必須課題 A – 映画のTATOOについての本文を、2文で要約してください。

+++ 本文 +++

映画のなかで見かけた印象的なTATOOたち
映画は人々に、セリフ、映像、衣装など、様々なもので印象を残します。クリスマスが近くなると「今のセリフ……なんだかあの映画みたい」なんて会話をしながら、人目もはばからずイチャイチャしまくるカップルも登場し、人々をイラッとさせることでしょう。そこで今回は、またもや前ふりとは関係ありませんが「映画のなかで見かけた印象的なTATOOたち」をまとめてみました。
◆フロム・ダスク・ティル・ドーン(1996)
クエンティン・タランティーノが脚本を書き、ロバート・ロドリゲスが監督した作品です。ジョージ・クルーニーは文句なくセクシーで、男臭い魅力にあふれていました。そのとき彼が演じたセス・ゲッコーの腕と首には、トライバルのTATOOがあり、とてもよく似合っていました。
関係ありませんが、ジョージ・クルーニーがアカデミー助演男優賞を受賞した『シリアナ(2005)』という映画がありますよね。この映画を知らない人と、これについて会話するのは、なかなか勇気が要ります。だって……
「ジョージ・クルーニーのシリアナ見た?」
◆ケープ・フィアー(1991)
マーティン・スコセッシ監督とロバート・デ・ニーロという『タクシー・ドライバー(1976)』コンビの、弁護士家族がひとりの男に追い込まれるサイコ・スリラーです。
『フロム・ダスク・ティル・ドーン(1996)』でもヒロインを演じていたジュリエット・ルイスが、非常に強いインパクトを残し評価を受けた映画でもあります。デ・ニーロ演じるマックスの指が、ジュリエット・ルイス演じる少女の口に入るセンセーショナルなシーンに、世間はザワつきました。

+++ 入力 +++

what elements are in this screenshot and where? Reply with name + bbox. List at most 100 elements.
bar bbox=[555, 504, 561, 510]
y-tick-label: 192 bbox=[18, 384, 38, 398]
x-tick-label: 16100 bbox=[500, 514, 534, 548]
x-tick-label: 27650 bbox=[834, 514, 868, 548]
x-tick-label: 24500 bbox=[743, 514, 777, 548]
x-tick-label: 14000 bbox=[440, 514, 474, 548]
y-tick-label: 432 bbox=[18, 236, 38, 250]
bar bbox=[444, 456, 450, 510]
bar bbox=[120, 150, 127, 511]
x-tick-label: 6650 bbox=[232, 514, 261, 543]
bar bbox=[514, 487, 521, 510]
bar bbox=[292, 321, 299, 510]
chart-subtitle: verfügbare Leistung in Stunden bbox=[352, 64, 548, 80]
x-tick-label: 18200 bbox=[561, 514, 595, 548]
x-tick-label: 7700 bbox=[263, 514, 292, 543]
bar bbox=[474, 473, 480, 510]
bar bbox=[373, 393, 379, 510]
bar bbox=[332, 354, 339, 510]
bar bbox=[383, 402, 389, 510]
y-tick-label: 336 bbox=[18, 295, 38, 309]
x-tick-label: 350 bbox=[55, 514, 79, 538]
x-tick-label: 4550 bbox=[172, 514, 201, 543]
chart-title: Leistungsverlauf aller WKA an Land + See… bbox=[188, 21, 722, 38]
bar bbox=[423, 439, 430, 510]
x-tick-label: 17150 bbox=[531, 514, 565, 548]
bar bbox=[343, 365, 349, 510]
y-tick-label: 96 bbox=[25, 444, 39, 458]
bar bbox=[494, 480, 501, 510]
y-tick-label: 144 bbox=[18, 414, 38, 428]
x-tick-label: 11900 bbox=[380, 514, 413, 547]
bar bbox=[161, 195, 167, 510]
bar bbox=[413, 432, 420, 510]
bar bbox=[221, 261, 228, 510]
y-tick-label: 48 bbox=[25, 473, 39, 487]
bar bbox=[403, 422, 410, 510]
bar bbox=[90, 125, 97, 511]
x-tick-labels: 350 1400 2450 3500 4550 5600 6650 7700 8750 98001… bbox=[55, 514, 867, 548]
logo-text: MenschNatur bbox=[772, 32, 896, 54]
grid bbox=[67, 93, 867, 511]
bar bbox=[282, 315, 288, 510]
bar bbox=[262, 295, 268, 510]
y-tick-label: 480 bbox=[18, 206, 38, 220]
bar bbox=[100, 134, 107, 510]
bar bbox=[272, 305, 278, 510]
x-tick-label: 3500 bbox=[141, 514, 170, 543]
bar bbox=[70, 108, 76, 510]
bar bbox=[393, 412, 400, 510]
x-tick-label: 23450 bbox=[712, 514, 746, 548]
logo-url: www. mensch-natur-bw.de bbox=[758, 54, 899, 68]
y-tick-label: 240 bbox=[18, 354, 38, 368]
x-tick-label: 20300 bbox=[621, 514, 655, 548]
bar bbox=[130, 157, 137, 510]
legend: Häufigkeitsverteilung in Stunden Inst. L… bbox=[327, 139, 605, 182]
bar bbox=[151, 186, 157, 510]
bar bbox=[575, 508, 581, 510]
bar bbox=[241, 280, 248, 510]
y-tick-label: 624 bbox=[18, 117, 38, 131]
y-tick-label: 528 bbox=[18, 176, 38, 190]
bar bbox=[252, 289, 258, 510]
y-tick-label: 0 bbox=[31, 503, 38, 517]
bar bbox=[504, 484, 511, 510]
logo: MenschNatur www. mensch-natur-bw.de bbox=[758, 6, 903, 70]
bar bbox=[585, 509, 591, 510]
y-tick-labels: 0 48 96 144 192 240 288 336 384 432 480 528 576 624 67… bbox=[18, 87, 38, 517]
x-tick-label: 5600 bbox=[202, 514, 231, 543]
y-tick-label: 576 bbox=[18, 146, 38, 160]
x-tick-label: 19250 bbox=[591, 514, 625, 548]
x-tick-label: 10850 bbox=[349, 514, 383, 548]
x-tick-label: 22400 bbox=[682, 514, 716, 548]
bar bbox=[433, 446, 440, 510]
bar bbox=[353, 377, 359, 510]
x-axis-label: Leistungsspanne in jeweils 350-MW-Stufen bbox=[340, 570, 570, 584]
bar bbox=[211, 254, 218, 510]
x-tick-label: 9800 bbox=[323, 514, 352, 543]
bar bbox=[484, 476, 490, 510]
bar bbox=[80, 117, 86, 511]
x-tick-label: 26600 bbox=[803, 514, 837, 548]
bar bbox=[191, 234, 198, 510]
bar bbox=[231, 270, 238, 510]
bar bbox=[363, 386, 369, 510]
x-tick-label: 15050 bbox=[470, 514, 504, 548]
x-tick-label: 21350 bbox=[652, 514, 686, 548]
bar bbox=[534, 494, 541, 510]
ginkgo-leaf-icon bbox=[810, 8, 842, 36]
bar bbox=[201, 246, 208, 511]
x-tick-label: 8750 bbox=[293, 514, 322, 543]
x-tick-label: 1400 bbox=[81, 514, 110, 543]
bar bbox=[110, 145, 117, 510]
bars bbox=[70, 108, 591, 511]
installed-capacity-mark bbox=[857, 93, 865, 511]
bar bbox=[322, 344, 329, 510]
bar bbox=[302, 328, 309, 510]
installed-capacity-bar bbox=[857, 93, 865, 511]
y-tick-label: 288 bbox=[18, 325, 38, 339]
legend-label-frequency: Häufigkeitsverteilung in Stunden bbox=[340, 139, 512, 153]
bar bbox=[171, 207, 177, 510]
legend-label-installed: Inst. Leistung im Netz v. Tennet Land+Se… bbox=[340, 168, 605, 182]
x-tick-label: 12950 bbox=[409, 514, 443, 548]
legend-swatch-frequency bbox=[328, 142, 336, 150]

+++

必須課題 B – 上のエントリの最初の行から始まり、「bar bbox=[474, 473, 480, 510]」を含む行で終わる範囲を、両端の行も含めて一字一句変えずに出力してください。

解答 A – 本文は映画のなかで見かけた印象的なTATOOをまとめたもので、『フロム・ダスク・ティル・ドーン(1996)』でジョージ・クルーニーが演じたセス・ゲッコーの腕と首には、よく似合うトライバルのTATOOがありました。また『ケープ・フィアー(1991)』は、マーティン・スコセッシ監督とロバート・デ・ニーロによる、弁護士家族がひとりの男に追い込まれるサイコ・スリラーとして紹介されています。

解答 B –
what elements are in this screenshot and where? Reply with name + bbox. List at most 100 elements.
bar bbox=[555, 504, 561, 510]
y-tick-label: 192 bbox=[18, 384, 38, 398]
x-tick-label: 16100 bbox=[500, 514, 534, 548]
x-tick-label: 27650 bbox=[834, 514, 868, 548]
x-tick-label: 24500 bbox=[743, 514, 777, 548]
x-tick-label: 14000 bbox=[440, 514, 474, 548]
y-tick-label: 432 bbox=[18, 236, 38, 250]
bar bbox=[444, 456, 450, 510]
bar bbox=[120, 150, 127, 511]
x-tick-label: 6650 bbox=[232, 514, 261, 543]
bar bbox=[514, 487, 521, 510]
bar bbox=[292, 321, 299, 510]
chart-subtitle: verfügbare Leistung in Stunden bbox=[352, 64, 548, 80]
x-tick-label: 18200 bbox=[561, 514, 595, 548]
x-tick-label: 7700 bbox=[263, 514, 292, 543]
bar bbox=[474, 473, 480, 510]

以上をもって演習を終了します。